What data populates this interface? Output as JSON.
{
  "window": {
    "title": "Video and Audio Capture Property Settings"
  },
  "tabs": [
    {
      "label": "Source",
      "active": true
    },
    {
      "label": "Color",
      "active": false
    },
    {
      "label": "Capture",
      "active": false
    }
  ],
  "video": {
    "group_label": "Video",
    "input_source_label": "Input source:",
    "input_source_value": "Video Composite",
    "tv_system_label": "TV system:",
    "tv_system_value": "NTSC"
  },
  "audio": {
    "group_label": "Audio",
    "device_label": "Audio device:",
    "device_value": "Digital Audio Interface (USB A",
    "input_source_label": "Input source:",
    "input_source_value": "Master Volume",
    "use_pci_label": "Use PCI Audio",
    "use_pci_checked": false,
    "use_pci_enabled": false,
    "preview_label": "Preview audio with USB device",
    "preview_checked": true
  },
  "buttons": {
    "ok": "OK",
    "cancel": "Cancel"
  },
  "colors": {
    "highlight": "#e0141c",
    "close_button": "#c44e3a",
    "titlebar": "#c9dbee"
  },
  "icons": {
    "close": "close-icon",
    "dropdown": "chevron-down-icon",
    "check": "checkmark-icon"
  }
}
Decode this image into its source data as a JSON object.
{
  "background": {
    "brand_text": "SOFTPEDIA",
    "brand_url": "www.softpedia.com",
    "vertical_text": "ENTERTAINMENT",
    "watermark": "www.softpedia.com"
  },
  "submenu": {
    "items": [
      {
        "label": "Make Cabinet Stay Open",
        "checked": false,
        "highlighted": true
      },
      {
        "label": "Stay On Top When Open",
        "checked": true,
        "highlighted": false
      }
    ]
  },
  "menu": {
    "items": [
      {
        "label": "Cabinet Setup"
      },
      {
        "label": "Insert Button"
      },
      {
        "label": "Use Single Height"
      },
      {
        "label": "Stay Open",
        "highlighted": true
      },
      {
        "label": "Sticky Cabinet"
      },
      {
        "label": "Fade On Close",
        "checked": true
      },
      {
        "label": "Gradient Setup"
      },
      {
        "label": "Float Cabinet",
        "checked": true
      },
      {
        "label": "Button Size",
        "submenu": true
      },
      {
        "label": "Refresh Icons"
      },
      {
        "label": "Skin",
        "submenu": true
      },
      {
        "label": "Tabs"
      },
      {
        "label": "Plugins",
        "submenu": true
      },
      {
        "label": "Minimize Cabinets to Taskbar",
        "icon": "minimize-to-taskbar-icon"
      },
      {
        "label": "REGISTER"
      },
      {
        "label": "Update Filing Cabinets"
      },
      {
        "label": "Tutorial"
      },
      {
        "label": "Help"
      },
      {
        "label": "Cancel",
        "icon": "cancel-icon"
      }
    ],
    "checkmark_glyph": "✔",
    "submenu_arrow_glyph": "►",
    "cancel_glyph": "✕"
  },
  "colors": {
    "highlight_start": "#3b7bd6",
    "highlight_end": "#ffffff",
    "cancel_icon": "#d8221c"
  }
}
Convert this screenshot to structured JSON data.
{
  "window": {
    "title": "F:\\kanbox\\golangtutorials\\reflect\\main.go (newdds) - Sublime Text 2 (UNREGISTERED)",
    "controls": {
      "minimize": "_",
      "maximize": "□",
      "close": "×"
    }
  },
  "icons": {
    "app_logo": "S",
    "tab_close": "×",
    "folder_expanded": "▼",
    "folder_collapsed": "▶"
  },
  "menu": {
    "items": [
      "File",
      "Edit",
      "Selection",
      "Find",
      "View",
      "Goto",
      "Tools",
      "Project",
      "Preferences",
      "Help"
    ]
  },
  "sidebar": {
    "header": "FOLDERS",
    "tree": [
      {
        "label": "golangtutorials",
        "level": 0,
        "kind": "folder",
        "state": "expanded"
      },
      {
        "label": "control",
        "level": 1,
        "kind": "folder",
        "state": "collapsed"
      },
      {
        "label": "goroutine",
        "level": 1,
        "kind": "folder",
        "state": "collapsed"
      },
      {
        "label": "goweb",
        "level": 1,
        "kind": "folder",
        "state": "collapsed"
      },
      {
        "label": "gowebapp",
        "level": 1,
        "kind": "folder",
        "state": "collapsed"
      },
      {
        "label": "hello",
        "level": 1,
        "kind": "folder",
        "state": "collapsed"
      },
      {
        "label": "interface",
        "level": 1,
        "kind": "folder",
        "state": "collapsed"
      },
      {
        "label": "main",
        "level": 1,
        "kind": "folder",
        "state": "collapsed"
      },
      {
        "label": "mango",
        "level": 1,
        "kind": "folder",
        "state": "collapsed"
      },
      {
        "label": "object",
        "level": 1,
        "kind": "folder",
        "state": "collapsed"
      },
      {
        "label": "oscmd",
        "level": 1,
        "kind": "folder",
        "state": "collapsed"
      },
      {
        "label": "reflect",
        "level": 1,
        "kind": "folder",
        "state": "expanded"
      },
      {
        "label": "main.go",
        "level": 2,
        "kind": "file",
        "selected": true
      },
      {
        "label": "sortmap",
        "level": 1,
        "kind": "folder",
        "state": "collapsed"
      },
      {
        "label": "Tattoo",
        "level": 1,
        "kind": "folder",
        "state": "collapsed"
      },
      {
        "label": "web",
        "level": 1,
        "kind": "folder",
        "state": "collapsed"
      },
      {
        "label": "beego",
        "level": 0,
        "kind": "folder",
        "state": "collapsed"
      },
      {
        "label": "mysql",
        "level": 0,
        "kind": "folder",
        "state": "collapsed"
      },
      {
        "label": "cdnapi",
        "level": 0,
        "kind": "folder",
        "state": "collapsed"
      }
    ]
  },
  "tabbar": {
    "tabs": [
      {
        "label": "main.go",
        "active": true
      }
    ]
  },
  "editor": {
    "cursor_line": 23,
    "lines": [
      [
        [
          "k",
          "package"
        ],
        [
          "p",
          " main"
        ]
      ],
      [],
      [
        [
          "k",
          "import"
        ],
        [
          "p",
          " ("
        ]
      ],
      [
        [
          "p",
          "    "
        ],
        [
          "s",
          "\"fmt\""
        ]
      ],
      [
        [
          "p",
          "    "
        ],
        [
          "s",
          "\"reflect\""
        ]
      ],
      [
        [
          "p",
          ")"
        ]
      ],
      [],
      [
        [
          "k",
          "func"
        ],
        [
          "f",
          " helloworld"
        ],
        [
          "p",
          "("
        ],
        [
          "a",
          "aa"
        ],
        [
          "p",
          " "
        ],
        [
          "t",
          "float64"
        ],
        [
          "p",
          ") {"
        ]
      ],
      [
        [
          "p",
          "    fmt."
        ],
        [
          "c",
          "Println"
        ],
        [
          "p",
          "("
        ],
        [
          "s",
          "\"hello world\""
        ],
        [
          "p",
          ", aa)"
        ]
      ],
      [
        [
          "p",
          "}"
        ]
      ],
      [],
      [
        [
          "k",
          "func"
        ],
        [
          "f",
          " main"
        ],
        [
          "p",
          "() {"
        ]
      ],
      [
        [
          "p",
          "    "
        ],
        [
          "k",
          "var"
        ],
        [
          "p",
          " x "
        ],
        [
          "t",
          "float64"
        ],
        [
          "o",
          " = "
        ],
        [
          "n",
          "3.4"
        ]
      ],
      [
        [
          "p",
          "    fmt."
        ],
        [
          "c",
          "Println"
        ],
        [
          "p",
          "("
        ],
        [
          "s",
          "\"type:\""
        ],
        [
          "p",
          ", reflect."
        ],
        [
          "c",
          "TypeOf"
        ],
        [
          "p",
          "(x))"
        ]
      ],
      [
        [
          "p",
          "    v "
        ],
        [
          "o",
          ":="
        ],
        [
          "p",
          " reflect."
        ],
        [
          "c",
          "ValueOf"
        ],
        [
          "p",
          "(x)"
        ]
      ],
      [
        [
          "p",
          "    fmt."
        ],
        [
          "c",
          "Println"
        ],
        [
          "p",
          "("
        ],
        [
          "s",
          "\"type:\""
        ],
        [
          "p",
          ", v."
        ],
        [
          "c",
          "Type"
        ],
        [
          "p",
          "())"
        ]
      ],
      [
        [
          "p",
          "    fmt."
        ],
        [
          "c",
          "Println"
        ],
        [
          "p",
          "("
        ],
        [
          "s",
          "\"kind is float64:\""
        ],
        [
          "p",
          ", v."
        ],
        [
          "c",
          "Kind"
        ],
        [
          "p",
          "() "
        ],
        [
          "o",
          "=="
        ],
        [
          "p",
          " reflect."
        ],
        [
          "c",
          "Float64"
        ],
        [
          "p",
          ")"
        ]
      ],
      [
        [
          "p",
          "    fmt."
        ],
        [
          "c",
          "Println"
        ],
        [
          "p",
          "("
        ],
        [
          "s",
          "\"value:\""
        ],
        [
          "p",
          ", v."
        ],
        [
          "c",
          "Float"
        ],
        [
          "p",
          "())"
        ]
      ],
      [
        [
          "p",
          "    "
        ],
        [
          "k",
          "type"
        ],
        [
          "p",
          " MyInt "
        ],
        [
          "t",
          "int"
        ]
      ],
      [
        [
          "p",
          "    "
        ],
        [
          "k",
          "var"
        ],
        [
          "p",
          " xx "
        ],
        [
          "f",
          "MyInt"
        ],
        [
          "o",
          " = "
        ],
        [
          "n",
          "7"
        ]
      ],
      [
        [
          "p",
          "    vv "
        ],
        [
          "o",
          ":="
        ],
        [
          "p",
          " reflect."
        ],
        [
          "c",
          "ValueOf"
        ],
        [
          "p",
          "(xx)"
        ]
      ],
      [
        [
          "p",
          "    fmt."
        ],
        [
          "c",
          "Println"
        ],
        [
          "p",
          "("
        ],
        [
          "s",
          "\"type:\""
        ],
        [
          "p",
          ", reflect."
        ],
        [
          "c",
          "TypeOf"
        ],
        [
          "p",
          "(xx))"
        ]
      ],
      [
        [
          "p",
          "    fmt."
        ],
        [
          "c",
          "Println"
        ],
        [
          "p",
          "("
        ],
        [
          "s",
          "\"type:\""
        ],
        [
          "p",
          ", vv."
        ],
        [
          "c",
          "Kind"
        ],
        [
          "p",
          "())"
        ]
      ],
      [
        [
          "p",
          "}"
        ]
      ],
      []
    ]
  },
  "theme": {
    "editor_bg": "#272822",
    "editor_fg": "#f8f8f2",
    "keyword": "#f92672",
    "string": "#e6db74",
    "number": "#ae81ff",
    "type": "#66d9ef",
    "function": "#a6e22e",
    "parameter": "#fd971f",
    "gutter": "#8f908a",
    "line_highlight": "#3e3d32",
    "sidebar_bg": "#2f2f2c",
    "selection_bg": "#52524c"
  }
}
^^^^^^^^
■ DO THIS ■
Which lines contain "Stay"? Show each of them.

■ COMPLETE RESPONSE ■
        "label": "Make Cabinet Stay Open",
        "label": "Stay On Top When Open",
        "label": "Stay Open",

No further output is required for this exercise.